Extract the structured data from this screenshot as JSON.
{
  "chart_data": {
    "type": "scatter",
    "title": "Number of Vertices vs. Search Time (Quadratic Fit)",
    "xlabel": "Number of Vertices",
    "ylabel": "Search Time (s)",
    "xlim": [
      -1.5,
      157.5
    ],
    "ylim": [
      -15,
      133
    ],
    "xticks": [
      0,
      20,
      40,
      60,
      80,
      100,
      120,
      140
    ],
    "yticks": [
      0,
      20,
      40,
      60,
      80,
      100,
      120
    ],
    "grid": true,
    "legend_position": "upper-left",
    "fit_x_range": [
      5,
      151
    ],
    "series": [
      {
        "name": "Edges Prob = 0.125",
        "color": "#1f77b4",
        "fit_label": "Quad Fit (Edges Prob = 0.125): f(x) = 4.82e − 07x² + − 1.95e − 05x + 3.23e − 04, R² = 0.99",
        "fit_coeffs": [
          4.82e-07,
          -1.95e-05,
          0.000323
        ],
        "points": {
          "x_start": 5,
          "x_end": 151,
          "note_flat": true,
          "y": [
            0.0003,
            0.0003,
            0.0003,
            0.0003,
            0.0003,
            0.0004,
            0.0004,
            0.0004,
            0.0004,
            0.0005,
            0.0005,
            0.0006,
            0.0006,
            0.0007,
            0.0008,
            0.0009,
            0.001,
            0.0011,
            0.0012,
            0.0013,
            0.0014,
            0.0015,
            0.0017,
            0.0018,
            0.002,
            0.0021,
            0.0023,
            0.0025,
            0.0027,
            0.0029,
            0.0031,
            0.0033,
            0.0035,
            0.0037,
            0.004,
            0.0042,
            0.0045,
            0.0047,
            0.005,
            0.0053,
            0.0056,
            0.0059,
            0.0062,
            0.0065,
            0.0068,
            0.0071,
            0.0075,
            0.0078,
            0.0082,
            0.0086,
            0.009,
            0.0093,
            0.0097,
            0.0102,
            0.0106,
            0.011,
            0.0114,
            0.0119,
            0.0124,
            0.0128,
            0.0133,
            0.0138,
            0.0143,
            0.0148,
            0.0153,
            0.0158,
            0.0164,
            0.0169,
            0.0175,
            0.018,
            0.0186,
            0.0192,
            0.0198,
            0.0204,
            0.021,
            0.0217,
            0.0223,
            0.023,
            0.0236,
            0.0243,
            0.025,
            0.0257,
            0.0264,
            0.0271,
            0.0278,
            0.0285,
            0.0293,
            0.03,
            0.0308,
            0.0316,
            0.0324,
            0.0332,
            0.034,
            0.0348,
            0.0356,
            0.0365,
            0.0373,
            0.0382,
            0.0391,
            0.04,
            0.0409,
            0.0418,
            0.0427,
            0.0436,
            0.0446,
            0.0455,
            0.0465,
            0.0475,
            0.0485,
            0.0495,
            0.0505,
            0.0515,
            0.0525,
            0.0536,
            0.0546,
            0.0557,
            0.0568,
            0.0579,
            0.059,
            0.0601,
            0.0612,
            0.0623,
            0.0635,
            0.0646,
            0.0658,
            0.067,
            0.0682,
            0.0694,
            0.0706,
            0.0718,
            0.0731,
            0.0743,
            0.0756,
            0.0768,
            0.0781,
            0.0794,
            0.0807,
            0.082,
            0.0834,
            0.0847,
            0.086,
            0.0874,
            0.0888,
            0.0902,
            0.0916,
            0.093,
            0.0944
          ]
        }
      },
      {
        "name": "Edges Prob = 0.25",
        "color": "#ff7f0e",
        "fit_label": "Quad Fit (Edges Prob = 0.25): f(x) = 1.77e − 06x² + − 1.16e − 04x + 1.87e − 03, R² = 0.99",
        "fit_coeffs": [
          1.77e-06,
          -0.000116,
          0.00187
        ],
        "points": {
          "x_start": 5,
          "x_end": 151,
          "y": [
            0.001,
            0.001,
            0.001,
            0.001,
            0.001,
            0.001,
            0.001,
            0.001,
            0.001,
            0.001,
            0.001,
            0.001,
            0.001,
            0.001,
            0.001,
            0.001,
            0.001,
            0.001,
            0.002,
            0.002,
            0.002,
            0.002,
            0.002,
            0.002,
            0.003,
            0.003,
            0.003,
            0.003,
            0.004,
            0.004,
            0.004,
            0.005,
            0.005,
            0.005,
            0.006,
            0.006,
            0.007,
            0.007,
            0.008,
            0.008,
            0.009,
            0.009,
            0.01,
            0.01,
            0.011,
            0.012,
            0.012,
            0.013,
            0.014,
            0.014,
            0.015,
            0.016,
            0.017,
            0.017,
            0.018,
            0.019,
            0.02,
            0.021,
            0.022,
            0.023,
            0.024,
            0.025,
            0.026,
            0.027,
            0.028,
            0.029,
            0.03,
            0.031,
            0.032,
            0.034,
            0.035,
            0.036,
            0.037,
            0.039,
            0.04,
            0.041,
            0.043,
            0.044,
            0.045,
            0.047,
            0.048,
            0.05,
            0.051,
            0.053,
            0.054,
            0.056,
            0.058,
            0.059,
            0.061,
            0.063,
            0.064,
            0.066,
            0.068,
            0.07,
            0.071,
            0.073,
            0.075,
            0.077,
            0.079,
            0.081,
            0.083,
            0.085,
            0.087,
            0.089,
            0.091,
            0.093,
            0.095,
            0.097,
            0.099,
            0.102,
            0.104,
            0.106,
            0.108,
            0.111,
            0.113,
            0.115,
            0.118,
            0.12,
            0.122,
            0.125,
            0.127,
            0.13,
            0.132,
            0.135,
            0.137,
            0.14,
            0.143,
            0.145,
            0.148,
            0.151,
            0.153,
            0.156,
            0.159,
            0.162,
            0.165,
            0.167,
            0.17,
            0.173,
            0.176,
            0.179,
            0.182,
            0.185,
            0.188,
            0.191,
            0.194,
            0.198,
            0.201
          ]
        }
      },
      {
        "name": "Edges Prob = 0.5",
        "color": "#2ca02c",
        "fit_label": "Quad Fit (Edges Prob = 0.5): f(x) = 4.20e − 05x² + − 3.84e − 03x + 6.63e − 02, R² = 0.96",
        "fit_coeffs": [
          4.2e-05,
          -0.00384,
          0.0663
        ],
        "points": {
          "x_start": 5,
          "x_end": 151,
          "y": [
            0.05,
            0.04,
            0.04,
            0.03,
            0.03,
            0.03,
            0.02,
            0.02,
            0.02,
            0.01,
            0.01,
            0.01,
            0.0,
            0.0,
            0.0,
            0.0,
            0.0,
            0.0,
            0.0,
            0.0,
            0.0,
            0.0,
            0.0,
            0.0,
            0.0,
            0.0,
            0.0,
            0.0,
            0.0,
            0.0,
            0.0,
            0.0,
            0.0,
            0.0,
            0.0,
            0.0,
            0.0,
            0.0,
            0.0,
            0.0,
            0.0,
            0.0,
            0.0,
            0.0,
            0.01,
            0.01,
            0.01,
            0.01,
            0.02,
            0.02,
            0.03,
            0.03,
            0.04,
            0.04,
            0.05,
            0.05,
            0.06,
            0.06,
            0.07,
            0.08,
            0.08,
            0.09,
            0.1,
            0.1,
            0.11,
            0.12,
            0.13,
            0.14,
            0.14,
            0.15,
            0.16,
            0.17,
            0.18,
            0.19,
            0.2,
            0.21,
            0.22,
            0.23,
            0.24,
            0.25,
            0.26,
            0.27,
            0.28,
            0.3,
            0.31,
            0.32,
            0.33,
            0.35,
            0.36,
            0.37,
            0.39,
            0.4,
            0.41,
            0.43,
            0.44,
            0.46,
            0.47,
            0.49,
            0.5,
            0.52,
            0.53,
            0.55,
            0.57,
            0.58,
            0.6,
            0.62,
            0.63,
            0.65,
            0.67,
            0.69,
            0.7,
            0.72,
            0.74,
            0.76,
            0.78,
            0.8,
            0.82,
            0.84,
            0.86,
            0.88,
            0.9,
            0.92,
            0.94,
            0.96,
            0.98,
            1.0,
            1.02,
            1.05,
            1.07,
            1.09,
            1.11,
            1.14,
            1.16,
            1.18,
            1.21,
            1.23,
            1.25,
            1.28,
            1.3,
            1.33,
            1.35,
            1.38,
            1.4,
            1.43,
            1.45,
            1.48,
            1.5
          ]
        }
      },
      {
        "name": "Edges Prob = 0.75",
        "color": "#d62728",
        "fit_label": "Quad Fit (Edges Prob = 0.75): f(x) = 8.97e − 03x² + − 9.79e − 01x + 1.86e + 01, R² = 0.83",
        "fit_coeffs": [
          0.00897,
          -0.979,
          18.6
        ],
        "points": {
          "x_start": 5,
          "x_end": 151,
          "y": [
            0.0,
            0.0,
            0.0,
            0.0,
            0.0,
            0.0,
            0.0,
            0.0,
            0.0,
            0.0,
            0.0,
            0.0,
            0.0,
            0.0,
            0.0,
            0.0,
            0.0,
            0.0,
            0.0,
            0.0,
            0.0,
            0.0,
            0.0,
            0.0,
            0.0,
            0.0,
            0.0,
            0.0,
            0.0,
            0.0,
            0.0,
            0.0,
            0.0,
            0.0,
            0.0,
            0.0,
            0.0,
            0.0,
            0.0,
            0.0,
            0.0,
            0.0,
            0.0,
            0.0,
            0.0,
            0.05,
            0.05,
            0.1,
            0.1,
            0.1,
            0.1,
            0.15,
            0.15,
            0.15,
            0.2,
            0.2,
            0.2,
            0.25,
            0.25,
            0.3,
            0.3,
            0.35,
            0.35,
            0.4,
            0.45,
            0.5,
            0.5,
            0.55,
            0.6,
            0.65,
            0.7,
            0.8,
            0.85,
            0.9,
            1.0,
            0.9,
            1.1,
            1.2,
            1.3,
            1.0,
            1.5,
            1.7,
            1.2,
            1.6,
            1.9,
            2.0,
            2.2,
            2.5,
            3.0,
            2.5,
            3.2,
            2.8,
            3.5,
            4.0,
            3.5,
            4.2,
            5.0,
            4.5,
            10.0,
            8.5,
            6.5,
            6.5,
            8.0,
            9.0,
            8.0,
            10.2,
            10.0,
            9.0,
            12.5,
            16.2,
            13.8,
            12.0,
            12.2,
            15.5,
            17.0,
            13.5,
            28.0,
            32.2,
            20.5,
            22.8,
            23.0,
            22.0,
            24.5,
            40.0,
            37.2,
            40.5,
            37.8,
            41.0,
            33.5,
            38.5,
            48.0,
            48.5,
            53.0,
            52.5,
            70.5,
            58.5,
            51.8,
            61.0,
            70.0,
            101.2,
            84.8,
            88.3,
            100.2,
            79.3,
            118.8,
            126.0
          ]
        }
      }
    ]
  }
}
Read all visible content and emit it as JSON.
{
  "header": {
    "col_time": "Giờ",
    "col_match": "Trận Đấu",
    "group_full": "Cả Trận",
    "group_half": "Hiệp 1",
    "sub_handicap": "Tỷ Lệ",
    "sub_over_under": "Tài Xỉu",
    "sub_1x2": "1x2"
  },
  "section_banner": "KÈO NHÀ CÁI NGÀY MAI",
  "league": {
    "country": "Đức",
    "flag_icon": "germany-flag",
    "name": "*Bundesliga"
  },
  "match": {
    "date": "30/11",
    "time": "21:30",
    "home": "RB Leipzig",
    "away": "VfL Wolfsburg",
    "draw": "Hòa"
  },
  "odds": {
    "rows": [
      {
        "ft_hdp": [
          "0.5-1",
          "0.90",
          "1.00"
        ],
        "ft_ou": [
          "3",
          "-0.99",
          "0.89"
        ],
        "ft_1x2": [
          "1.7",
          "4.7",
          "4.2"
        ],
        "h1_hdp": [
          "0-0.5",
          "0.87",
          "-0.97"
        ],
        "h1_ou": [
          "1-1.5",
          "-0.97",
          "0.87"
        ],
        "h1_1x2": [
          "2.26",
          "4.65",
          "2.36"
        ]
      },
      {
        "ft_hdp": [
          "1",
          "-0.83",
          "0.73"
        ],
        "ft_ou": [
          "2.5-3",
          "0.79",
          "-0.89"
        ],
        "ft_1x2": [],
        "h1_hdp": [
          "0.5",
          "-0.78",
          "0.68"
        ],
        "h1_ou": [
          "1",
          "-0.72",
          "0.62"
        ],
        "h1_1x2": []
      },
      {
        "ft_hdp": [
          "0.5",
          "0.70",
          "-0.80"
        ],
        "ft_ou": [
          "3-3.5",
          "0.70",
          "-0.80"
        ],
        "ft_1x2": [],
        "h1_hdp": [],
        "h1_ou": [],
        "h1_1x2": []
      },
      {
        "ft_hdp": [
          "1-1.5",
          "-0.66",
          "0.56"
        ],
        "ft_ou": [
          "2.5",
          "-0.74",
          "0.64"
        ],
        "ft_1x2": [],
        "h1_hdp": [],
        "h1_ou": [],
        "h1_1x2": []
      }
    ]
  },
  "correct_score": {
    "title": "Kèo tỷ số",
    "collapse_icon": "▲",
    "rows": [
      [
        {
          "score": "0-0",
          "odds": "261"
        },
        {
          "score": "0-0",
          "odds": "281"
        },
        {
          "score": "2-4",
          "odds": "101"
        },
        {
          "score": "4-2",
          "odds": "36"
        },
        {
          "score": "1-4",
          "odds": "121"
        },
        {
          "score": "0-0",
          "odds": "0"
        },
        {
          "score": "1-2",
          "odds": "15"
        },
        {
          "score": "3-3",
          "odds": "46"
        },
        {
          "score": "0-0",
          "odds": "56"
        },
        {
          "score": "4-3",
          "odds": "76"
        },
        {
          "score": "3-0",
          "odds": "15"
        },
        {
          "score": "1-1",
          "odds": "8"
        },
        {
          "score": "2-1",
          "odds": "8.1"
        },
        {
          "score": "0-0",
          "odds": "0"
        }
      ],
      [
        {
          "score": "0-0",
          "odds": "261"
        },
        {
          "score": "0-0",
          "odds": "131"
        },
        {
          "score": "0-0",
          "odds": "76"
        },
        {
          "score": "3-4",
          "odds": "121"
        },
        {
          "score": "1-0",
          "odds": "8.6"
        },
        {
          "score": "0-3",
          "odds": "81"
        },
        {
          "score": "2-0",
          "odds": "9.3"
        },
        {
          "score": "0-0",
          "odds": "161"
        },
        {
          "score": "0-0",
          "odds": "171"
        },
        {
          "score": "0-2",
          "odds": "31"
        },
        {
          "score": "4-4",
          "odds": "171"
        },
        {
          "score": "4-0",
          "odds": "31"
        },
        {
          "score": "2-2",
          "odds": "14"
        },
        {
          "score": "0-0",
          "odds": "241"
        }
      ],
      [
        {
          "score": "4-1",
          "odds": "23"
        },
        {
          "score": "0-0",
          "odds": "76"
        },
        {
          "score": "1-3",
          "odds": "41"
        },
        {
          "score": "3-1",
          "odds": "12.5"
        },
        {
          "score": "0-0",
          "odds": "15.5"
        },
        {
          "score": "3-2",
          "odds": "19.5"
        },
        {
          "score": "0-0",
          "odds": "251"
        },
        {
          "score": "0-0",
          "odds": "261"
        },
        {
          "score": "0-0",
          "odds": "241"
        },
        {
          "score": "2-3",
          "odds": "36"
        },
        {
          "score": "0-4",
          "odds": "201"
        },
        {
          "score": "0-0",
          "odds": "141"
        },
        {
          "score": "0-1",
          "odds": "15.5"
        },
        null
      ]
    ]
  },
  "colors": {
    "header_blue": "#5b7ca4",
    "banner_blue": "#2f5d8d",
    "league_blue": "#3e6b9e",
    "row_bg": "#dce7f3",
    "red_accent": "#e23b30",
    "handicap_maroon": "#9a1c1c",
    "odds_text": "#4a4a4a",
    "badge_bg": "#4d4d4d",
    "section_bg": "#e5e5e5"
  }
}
-----
* _Written request_
Within the listing, how many lines hold the word "Edges"? Only the number is to be given.

* _Task solution_
8